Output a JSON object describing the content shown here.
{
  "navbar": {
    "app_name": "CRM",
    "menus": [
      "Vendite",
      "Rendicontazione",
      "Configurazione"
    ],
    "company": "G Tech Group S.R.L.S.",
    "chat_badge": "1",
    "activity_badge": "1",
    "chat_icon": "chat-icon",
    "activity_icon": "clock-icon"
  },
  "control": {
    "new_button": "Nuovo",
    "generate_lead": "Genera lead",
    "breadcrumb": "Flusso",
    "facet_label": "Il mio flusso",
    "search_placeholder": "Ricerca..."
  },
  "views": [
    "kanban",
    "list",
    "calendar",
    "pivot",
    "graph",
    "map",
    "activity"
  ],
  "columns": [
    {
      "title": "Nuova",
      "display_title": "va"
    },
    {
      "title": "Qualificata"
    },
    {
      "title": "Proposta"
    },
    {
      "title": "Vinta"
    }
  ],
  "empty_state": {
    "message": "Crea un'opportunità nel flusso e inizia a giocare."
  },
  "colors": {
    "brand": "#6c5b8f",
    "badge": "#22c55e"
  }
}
───
• **Task directions**:
The records above are to be repeated exactly, in their entirety.

• **Solution to the exercise**:
Output a JSON object describing the content shown here.
{
  "navbar": {
    "app_name": "CRM",
    "menus": [
      "Vendite",
      "Rendicontazione",
      "Configurazione"
    ],
    "company": "G Tech Group S.R.L.S.",
    "chat_badge": "1",
    "activity_badge": "1",
    "chat_icon": "chat-icon",
    "activity_icon": "clock-icon"
  },
  "control": {
    "new_button": "Nuovo",
    "generate_lead": "Genera lead",
    "breadcrumb": "Flusso",
    "facet_label": "Il mio flusso",
    "search_placeholder": "Ricerca..."
  },
  "views": [
    "kanban",
    "list",
    "calendar",
    "pivot",
    "graph",
    "map",
    "activity"
  ],
  "columns": [
    {
      "title": "Nuova",
      "display_title": "va"
    },
    {
      "title": "Qualificata"
    },
    {
      "title": "Proposta"
    },
    {
      "title": "Vinta"
    }
  ],
  "empty_state": {
    "message": "Crea un'opportunità nel flusso e inizia a giocare."
  },
  "colors": {
    "brand": "#6c5b8f",
    "badge": "#22c55e"
  }
}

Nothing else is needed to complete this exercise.